→ **EXTRACTED INFORMATION**
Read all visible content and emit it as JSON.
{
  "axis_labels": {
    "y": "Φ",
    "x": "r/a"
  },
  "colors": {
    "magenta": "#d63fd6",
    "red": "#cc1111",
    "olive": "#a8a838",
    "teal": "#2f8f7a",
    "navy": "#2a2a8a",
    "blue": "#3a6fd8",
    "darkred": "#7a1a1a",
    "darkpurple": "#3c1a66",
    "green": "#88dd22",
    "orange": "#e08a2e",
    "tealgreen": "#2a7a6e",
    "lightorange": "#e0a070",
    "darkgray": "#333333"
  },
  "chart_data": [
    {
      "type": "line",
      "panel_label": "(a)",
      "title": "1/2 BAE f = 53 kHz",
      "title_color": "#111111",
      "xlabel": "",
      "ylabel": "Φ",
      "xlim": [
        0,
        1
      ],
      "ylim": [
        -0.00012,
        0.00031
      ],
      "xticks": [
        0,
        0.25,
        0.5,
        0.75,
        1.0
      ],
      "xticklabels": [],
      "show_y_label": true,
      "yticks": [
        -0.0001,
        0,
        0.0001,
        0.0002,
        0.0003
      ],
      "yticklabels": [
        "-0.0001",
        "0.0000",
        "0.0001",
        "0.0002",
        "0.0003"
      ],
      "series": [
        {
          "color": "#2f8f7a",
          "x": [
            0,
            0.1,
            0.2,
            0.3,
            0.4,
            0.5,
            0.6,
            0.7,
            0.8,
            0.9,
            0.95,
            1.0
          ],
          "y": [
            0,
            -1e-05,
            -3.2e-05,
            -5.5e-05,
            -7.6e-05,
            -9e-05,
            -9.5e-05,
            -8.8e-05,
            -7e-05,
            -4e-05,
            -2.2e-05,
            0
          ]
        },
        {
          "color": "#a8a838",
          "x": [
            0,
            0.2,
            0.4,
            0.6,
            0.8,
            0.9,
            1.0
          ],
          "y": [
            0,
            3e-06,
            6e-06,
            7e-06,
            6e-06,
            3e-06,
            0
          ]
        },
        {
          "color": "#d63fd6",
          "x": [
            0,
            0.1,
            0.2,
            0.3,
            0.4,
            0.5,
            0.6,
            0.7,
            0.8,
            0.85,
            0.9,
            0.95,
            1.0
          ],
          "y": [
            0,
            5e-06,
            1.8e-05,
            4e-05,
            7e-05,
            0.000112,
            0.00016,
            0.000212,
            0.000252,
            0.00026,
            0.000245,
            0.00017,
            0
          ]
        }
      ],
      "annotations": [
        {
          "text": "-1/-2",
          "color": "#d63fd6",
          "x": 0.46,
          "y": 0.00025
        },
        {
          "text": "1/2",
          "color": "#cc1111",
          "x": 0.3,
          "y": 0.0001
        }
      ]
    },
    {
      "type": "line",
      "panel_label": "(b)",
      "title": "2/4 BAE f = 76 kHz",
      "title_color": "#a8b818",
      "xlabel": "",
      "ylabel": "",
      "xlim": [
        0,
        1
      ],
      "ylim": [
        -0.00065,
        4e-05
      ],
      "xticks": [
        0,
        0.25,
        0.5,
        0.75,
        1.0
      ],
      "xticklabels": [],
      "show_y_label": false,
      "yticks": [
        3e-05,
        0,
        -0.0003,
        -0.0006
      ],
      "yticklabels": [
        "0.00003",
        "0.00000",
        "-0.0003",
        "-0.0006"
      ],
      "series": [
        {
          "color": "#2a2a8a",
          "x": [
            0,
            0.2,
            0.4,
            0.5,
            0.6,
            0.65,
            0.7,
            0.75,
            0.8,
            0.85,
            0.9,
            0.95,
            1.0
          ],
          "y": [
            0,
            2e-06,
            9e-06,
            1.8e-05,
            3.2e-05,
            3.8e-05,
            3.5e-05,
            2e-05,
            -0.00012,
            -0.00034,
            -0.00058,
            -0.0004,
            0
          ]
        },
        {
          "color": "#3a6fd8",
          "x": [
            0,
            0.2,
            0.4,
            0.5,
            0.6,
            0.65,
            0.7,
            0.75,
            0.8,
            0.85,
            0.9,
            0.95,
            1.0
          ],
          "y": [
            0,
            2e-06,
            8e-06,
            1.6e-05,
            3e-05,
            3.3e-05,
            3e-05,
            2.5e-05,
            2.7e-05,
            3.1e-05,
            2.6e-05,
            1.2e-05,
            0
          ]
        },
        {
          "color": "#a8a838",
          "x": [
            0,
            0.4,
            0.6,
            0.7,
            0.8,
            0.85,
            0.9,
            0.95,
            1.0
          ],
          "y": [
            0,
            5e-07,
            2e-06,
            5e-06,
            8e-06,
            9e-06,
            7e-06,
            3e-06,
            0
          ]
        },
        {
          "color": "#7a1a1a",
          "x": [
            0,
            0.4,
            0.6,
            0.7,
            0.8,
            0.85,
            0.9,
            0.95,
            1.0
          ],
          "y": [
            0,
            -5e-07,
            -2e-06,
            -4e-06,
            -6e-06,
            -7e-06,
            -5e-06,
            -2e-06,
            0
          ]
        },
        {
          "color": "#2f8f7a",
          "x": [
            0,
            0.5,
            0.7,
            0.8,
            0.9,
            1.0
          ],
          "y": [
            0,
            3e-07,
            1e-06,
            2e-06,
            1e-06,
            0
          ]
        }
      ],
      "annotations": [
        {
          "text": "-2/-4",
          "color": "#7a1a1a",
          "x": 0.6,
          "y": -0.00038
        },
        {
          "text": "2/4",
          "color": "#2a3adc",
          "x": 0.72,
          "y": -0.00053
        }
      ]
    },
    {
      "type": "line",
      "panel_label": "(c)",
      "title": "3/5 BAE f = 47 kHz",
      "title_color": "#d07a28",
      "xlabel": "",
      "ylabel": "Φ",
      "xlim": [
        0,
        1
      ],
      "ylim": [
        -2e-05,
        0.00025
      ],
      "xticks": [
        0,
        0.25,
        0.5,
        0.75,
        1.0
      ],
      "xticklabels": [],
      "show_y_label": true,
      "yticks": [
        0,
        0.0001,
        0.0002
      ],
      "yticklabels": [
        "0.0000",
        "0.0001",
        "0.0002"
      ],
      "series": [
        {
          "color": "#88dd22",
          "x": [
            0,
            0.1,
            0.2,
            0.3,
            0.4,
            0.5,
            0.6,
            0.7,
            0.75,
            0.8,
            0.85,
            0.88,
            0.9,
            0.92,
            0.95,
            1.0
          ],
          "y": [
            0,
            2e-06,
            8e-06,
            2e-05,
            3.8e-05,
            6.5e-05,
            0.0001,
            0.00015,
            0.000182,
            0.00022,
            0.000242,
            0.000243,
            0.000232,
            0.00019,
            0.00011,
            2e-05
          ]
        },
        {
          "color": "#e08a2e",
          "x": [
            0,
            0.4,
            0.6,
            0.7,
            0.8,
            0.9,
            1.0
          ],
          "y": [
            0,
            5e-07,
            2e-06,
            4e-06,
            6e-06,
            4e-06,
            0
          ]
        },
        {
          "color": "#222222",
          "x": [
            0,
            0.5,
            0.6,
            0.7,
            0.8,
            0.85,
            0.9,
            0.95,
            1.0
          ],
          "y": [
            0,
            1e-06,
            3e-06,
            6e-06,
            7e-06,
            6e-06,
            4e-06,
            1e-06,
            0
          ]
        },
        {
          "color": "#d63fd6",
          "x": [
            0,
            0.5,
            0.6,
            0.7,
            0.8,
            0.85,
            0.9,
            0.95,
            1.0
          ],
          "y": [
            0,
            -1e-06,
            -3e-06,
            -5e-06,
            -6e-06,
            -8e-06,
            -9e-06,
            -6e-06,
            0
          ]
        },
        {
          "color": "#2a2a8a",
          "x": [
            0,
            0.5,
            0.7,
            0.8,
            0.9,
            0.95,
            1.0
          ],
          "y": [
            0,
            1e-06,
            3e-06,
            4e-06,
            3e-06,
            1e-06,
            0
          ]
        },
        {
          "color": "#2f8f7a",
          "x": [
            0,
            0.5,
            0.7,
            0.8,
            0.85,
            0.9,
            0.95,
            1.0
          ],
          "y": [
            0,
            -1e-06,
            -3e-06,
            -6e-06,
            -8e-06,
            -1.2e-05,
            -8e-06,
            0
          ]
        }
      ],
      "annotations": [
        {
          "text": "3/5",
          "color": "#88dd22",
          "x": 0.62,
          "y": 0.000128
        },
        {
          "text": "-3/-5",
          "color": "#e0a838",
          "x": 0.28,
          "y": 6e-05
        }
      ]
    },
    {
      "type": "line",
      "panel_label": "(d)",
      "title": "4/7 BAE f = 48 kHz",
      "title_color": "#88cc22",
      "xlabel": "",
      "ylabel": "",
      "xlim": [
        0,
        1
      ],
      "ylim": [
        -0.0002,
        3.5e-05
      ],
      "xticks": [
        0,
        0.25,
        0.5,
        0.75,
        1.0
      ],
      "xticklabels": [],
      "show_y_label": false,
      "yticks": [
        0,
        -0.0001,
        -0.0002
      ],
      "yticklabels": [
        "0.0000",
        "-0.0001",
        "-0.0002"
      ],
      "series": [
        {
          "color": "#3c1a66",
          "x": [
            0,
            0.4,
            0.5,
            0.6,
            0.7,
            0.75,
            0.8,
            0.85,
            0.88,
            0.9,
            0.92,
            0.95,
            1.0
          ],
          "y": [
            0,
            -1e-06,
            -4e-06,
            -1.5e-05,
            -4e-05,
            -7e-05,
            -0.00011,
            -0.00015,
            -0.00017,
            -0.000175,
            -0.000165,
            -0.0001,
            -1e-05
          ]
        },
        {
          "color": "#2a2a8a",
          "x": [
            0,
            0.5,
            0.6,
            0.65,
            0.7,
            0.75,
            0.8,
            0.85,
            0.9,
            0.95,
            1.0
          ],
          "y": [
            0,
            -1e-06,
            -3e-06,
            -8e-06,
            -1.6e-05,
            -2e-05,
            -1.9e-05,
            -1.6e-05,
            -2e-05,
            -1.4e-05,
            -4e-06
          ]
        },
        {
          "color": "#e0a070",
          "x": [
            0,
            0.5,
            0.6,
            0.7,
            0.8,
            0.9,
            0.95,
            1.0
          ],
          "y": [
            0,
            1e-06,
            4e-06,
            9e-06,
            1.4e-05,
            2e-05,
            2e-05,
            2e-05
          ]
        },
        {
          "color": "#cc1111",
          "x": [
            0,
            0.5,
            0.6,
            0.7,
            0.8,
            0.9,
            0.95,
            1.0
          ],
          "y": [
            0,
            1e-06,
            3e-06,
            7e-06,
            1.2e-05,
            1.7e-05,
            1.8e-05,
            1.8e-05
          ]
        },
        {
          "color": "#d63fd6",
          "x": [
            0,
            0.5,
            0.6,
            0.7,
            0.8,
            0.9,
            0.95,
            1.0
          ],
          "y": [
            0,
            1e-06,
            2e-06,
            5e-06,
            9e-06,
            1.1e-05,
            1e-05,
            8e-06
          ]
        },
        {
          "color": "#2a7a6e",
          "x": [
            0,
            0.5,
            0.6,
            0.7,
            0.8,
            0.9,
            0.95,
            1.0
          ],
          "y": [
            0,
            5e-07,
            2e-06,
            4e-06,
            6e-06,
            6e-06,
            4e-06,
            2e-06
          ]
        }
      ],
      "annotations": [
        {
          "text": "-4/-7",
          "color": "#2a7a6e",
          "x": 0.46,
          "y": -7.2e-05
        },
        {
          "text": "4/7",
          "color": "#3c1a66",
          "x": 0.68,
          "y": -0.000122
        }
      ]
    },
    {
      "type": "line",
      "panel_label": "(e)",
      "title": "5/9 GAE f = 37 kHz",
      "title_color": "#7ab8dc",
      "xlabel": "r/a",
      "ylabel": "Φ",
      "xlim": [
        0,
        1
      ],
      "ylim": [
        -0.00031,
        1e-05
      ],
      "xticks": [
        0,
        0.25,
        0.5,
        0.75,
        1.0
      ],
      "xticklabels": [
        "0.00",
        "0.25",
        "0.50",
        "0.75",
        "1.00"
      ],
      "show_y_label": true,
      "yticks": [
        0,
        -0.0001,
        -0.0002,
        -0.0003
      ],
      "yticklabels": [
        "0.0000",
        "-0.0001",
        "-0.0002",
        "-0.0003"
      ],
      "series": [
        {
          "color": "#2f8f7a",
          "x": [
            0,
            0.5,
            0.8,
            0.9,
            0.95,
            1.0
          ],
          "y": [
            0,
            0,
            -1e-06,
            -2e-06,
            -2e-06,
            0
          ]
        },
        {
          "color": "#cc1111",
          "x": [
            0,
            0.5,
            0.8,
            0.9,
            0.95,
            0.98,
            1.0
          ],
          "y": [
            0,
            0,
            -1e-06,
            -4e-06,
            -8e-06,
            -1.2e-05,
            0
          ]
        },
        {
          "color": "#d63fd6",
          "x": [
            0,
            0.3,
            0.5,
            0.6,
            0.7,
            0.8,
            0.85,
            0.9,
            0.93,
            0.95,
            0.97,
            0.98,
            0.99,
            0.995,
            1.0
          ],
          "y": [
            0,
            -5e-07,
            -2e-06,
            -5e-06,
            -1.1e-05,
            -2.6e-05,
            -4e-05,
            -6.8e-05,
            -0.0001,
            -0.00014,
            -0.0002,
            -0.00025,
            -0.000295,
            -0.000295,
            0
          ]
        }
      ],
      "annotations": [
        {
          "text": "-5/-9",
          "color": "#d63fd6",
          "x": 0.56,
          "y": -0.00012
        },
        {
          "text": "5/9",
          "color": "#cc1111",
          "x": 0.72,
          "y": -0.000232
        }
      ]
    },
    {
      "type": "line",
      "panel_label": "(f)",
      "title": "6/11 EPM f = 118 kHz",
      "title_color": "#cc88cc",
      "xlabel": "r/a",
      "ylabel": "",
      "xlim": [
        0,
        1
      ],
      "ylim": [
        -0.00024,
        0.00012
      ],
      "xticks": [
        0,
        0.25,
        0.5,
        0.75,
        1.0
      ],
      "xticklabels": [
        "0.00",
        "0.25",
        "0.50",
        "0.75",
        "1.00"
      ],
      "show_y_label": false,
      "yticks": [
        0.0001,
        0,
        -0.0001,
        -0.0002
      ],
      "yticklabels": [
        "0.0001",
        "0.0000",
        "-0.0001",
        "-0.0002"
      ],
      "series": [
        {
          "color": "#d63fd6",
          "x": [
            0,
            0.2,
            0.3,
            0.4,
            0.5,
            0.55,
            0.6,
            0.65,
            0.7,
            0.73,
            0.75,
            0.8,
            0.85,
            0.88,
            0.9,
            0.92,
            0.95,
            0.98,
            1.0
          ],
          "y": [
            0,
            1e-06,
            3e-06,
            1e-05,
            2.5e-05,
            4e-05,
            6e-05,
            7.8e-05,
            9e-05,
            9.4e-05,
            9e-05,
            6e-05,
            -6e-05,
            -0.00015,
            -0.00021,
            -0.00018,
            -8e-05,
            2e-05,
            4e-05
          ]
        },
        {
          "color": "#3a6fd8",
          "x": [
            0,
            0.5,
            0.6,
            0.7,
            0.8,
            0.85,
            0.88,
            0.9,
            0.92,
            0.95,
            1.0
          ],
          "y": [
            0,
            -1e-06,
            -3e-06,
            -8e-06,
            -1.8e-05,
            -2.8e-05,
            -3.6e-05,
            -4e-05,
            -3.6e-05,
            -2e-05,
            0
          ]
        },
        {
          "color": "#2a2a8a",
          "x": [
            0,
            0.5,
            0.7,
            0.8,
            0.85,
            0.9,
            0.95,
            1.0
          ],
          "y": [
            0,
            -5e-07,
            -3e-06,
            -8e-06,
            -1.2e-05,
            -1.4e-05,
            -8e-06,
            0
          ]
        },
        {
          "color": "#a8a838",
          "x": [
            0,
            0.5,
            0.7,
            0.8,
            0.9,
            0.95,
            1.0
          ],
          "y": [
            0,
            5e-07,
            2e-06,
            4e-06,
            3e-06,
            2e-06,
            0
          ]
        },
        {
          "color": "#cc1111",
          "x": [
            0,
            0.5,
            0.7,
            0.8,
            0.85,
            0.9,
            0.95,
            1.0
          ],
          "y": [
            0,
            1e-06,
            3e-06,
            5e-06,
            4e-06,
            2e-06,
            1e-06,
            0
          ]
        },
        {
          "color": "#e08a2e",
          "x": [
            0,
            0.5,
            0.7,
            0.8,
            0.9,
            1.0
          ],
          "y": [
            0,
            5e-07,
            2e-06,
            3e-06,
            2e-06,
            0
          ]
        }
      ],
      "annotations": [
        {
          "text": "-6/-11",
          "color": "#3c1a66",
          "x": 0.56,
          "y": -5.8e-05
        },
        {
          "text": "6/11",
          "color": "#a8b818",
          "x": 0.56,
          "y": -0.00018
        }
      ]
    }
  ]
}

→ **PROBLEM REQUIREMENTS**
Lines holding the word "text" in the entries above are the ones to pull out. Copy them all.

→ **THE RESPONSE**
          "text": "-1/-2",
          "text": "1/2",
          "text": "-2/-4",
          "text": "2/4",
          "text": "3/5",
          "text": "-3/-5",
          "text": "-4/-7",
          "text": "4/7",
          "text": "-5/-9",
          "text": "5/9",
          "text": "-6/-11",
          "text": "6/11",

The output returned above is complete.